_REQUEST_: Reproduce the listing below verbatim.
[Start of INFORMATION SUPPLIED]
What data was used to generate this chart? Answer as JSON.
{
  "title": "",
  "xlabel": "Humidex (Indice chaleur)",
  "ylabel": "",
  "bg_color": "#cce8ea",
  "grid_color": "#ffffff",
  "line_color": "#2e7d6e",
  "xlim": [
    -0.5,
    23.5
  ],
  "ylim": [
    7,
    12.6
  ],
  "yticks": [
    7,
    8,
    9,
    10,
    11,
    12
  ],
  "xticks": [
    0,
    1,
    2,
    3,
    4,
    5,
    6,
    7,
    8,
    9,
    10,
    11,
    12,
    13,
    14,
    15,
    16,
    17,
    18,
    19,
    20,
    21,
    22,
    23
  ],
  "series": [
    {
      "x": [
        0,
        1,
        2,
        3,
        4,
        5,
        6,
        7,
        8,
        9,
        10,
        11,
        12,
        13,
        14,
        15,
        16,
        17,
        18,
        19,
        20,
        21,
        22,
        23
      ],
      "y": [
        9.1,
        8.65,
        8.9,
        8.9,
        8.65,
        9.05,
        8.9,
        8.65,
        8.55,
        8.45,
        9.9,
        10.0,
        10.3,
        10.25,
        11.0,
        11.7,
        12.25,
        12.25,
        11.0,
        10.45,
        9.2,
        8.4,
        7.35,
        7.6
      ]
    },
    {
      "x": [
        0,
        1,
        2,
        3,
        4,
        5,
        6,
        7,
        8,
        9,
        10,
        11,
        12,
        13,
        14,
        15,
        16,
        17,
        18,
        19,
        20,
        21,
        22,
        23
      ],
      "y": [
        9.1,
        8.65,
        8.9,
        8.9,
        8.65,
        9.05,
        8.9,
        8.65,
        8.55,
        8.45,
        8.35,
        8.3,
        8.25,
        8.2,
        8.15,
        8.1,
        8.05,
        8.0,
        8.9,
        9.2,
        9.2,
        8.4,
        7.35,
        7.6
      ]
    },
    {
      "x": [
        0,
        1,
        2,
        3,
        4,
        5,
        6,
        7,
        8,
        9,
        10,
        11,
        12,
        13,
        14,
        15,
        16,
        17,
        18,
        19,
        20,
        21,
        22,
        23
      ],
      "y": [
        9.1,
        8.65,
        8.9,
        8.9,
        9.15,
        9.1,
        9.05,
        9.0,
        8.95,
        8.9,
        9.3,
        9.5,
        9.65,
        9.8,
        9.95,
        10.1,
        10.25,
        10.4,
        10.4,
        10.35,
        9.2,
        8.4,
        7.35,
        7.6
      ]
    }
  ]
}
[End of INFORMATION SUPPLIED]
_COMPLETED EXERCISE_:
What data was used to generate this chart? Answer as JSON.
{
  "title": "",
  "xlabel": "Humidex (Indice chaleur)",
  "ylabel": "",
  "bg_color": "#cce8ea",
  "grid_color": "#ffffff",
  "line_color": "#2e7d6e",
  "xlim": [
    -0.5,
    23.5
  ],
  "ylim": [
    7,
    12.6
  ],
  "yticks": [
    7,
    8,
    9,
    10,
    11,
    12
  ],
  "xticks": [
    0,
    1,
    2,
    3,
    4,
    5,
    6,
    7,
    8,
    9,
    10,
    11,
    12,
    13,
    14,
    15,
    16,
    17,
    18,
    19,
    20,
    21,
    22,
    23
  ],
  "series": [
    {
      "x": [
        0,
        1,
        2,
        3,
        4,
        5,
        6,
        7,
        8,
        9,
        10,
        11,
        12,
        13,
        14,
        15,
        16,
        17,
        18,
        19,
        20,
        21,
        22,
        23
      ],
      "y": [
        9.1,
        8.65,
        8.9,
        8.9,
        8.65,
        9.05,
        8.9,
        8.65,
        8.55,
        8.45,
        9.9,
        10.0,
        10.3,
        10.25,
        11.0,
        11.7,
        12.25,
        12.25,
        11.0,
        10.45,
        9.2,
        8.4,
        7.35,
        7.6
      ]
    },
    {
      "x": [
        0,
        1,
        2,
        3,
        4,
        5,
        6,
        7,
        8,
        9,
        10,
        11,
        12,
        13,
        14,
        15,
        16,
        17,
        18,
        19,
        20,
        21,
        22,
        23
      ],
      "y": [
        9.1,
        8.65,
        8.9,
        8.9,
        8.65,
        9.05,
        8.9,
        8.65,
        8.55,
        8.45,
        8.35,
        8.3,
        8.25,
        8.2,
        8.15,
        8.1,
        8.05,
        8.0,
        8.9,
        9.2,
        9.2,
        8.4,
        7.35,
        7.6
      ]
    },
    {
      "x": [
        0,
        1,
        2,
        3,
        4,
        5,
        6,
        7,
        8,
        9,
        10,
        11,
        12,
        13,
        14,
        15,
        16,
        17,
        18,
        19,
        20,
        21,
        22,
        23
      ],
      "y": [
        9.1,
        8.65,
        8.9,
        8.9,
        9.15,
        9.1,
        9.05,
        9.0,
        8.95,
        8.9,
        9.3,
        9.5,
        9.65,
        9.8,
        9.95,
        10.1,
        10.25,
        10.4,
        10.4,
        10.35,
        9.2,
        8.4,
        7.35,
        7.6
      ]
    }
  ]
}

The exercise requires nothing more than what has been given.